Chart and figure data

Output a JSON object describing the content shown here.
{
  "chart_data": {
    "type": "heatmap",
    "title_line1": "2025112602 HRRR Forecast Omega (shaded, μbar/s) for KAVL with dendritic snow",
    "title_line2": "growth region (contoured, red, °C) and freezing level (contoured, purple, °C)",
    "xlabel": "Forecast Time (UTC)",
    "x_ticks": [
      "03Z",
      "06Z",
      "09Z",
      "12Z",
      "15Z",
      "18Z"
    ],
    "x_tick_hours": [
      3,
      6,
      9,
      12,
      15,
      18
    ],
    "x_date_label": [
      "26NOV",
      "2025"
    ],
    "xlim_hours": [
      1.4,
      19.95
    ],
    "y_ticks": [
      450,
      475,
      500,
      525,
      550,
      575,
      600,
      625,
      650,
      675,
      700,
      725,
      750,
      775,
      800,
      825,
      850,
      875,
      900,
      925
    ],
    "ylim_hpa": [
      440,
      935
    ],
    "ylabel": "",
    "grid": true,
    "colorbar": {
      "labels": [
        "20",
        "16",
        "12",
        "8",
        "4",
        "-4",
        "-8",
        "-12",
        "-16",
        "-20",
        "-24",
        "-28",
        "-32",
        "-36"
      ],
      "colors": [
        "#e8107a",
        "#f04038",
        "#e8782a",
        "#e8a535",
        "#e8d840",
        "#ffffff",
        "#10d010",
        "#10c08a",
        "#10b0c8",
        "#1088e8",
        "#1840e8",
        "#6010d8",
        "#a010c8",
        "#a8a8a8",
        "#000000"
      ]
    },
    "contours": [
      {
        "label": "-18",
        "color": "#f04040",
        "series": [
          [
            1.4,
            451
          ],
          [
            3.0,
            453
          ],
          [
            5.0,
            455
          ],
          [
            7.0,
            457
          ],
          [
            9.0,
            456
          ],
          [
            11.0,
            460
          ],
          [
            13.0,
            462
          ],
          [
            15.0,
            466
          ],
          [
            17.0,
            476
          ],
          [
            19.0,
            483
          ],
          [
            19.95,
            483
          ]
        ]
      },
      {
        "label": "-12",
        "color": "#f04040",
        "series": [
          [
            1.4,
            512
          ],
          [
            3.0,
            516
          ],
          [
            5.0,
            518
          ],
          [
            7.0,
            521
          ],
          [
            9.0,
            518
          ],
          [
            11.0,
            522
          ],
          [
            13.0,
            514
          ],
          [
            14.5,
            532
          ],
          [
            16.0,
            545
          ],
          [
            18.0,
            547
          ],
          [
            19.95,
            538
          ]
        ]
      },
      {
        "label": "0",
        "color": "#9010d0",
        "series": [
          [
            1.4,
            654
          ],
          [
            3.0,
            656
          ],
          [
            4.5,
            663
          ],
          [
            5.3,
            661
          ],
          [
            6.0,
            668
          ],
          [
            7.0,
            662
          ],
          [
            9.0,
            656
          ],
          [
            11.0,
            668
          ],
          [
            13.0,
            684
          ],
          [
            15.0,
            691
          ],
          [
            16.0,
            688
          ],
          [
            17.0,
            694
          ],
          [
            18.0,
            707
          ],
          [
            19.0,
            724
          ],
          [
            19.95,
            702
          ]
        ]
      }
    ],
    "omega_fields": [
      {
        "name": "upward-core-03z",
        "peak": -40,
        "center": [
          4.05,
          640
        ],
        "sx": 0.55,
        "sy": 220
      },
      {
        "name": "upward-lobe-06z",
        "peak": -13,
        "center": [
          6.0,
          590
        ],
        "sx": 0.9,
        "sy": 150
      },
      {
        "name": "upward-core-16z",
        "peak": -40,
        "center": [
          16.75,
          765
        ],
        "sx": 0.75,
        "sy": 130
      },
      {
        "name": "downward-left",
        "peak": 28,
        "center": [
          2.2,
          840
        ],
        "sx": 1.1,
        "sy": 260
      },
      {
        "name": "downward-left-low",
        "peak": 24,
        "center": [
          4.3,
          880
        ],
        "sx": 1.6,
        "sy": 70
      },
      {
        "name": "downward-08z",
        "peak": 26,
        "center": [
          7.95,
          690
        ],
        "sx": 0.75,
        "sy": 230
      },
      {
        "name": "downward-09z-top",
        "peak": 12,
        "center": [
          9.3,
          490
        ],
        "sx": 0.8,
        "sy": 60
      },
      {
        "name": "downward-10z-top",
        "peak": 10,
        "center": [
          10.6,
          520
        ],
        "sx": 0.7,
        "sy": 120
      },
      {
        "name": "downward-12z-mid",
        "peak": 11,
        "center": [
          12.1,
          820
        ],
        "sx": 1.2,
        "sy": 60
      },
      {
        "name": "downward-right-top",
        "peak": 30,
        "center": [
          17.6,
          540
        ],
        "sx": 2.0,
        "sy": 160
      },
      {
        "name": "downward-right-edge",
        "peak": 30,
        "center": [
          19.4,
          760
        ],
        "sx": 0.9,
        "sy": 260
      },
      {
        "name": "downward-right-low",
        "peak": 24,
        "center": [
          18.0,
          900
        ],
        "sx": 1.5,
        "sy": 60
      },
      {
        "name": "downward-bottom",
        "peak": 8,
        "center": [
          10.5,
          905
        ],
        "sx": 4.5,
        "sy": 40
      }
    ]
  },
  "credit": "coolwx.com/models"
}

## The request
Retype all the material above precisely, with no line left out.

## Written answer
Output a JSON object describing the content shown here.
{
  "chart_data": {
    "type": "heatmap",
    "title_line1": "2025112602 HRRR Forecast Omega (shaded, μbar/s) for KAVL with dendritic snow",
    "title_line2": "growth region (contoured, red, °C) and freezing level (contoured, purple, °C)",
    "xlabel": "Forecast Time (UTC)",
    "x_ticks": [
      "03Z",
      "06Z",
      "09Z",
      "12Z",
      "15Z",
      "18Z"
    ],
    "x_tick_hours": [
      3,
      6,
      9,
      12,
      15,
      18
    ],
    "x_date_label": [
      "26NOV",
      "2025"
    ],
    "xlim_hours": [
      1.4,
      19.95
    ],
    "y_ticks": [
      450,
      475,
      500,
      525,
      550,
      575,
      600,
      625,
      650,
      675,
      700,
      725,
      750,
      775,
      800,
      825,
      850,
      875,
      900,
      925
    ],
    "ylim_hpa": [
      440,
      935
    ],
    "ylabel": "",
    "grid": true,
    "colorbar": {
      "labels": [
        "20",
        "16",
        "12",
        "8",
        "4",
        "-4",
        "-8",
        "-12",
        "-16",
        "-20",
        "-24",
        "-28",
        "-32",
        "-36"
      ],
      "colors": [
        "#e8107a",
        "#f04038",
        "#e8782a",
        "#e8a535",
        "#e8d840",
        "#ffffff",
        "#10d010",
        "#10c08a",
        "#10b0c8",
        "#1088e8",
        "#1840e8",
        "#6010d8",
        "#a010c8",
        "#a8a8a8",
        "#000000"
      ]
    },
    "contours": [
      {
        "label": "-18",
        "color": "#f04040",
        "series": [
          [
            1.4,
            451
          ],
          [
            3.0,
            453
          ],
          [
            5.0,
            455
          ],
          [
            7.0,
            457
          ],
          [
            9.0,
            456
          ],
          [
            11.0,
            460
          ],
          [
            13.0,
            462
          ],
          [
            15.0,
            466
          ],
          [
            17.0,
            476
          ],
          [
            19.0,
            483
          ],
          [
            19.95,
            483
          ]
        ]
      },
      {
        "label": "-12",
        "color": "#f04040",
        "series": [
          [
            1.4,
            512
          ],
          [
            3.0,
            516
          ],
          [
            5.0,
            518
          ],
          [
            7.0,
            521
          ],
          [
            9.0,
            518
          ],
          [
            11.0,
            522
          ],
          [
            13.0,
            514
          ],
          [
            14.5,
            532
          ],
          [
            16.0,
            545
          ],
          [
            18.0,
            547
          ],
          [
            19.95,
            538
          ]
        ]
      },
      {
        "label": "0",
        "color": "#9010d0",
        "series": [
          [
            1.4,
            654
          ],
          [
            3.0,
            656
          ],
          [
            4.5,
            663
          ],
          [
            5.3,
            661
          ],
          [
            6.0,
            668
          ],
          [
            7.0,
            662
          ],
          [
            9.0,
            656
          ],
          [
            11.0,
            668
          ],
          [
            13.0,
            684
          ],
          [
            15.0,
            691
          ],
          [
            16.0,
            688
          ],
          [
            17.0,
            694
          ],
          [
            18.0,
            707
          ],
          [
            19.0,
            724
          ],
          [
            19.95,
            702
          ]
        ]
      }
    ],
    "omega_fields": [
      {
        "name": "upward-core-03z",
        "peak": -40,
        "center": [
          4.05,
          640
        ],
        "sx": 0.55,
        "sy": 220
      },
      {
        "name": "upward-lobe-06z",
        "peak": -13,
        "center": [
          6.0,
          590
        ],
        "sx": 0.9,
        "sy": 150
      },
      {
        "name": "upward-core-16z",
        "peak": -40,
        "center": [
          16.75,
          765
        ],
        "sx": 0.75,
        "sy": 130
      },
      {
        "name": "downward-left",
        "peak": 28,
        "center": [
          2.2,
          840
        ],
        "sx": 1.1,
        "sy": 260
      },
      {
        "name": "downward-left-low",
        "peak": 24,
        "center": [
          4.3,
          880
        ],
        "sx": 1.6,
        "sy": 70
      },
      {
        "name": "downward-08z",
        "peak": 26,
        "center": [
          7.95,
          690
        ],
        "sx": 0.75,
        "sy": 230
      },
      {
        "name": "downward-09z-top",
        "peak": 12,
        "center": [
          9.3,
          490
        ],
        "sx": 0.8,
        "sy": 60
      },
      {
        "name": "downward-10z-top",
        "peak": 10,
        "center": [
          10.6,
          520
        ],
        "sx": 0.7,
        "sy": 120
      },
      {
        "name": "downward-12z-mid",
        "peak": 11,
        "center": [
          12.1,
          820
        ],
        "sx": 1.2,
        "sy": 60
      },
      {
        "name": "downward-right-top",
        "peak": 30,
        "center": [
          17.6,
          540
        ],
        "sx": 2.0,
        "sy": 160
      },
      {
        "name": "downward-right-edge",
        "peak": 30,
        "center": [
          19.4,
          760
        ],
        "sx": 0.9,
        "sy": 260
      },
      {
        "name": "downward-right-low",
        "peak": 24,
        "center": [
          18.0,
          900
        ],
        "sx": 1.5,
        "sy": 60
      },
      {
        "name": "downward-bottom",
        "peak": 8,
        "center": [
          10.5,
          905
        ],
        "sx": 4.5,
        "sy": 40
      }
    ]
  },
  "credit": "coolwx.com/models"
}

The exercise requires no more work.